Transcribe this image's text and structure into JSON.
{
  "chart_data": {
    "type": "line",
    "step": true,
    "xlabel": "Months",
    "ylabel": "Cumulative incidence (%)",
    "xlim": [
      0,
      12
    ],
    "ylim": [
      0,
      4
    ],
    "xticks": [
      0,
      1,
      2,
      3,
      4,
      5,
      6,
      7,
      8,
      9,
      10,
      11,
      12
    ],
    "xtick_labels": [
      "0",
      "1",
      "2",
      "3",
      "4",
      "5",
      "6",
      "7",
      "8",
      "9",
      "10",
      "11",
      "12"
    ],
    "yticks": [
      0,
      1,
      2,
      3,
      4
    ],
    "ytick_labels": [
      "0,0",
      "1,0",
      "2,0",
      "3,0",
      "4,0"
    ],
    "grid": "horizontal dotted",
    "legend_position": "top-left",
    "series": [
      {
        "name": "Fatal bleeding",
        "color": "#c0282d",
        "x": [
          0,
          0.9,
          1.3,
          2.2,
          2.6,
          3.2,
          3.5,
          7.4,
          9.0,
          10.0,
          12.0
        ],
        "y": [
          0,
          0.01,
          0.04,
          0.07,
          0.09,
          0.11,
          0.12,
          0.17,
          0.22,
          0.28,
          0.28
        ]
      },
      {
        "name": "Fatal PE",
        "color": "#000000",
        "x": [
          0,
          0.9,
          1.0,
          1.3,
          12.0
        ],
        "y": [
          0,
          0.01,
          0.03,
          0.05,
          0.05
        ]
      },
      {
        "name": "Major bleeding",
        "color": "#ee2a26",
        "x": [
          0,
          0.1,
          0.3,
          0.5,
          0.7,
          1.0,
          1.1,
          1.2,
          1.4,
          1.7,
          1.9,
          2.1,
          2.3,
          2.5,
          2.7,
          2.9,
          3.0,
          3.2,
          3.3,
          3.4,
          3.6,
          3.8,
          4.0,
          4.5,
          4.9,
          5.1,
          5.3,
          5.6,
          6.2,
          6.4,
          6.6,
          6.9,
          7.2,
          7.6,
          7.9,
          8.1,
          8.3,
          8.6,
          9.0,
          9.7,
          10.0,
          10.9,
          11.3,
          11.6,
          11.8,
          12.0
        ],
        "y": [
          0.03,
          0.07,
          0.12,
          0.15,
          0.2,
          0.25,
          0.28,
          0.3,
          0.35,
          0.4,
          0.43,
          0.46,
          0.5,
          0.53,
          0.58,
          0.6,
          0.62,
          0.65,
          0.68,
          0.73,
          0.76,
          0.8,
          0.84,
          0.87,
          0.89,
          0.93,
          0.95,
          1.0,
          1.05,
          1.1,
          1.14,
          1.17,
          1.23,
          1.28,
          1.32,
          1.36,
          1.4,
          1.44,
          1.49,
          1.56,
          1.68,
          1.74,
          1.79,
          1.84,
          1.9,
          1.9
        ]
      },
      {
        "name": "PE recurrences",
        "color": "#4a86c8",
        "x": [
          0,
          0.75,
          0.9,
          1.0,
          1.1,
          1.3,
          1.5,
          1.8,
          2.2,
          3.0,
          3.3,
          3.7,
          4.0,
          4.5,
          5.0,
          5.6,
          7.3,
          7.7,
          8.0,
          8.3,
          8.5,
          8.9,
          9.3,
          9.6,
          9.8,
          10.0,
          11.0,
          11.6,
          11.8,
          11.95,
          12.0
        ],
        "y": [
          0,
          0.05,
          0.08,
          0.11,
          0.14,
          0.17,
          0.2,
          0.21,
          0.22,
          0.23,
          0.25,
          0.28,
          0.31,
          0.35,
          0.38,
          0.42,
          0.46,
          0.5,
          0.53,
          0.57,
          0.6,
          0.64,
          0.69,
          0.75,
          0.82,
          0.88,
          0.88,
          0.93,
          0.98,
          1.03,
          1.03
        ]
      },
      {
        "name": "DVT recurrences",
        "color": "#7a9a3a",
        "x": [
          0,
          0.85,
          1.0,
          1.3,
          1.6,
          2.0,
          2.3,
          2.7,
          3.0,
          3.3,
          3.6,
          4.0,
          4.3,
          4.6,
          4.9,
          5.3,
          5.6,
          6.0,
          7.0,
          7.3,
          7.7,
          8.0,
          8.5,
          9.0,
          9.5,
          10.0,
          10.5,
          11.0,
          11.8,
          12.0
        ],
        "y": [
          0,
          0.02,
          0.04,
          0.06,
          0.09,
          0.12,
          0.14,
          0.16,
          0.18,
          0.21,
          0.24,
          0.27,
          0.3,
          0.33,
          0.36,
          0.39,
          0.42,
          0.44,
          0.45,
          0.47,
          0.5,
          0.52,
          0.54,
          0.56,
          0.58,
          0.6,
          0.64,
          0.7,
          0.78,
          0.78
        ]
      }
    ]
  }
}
────────────────
### AIM
In the material above, show every line where the word "color" turns up.

### REPLY TO THE EXERCISE
        "color": "#c0282d",
        "color": "#000000",
        "color": "#ee2a26",
        "color": "#4a86c8",
        "color": "#7a9a3a",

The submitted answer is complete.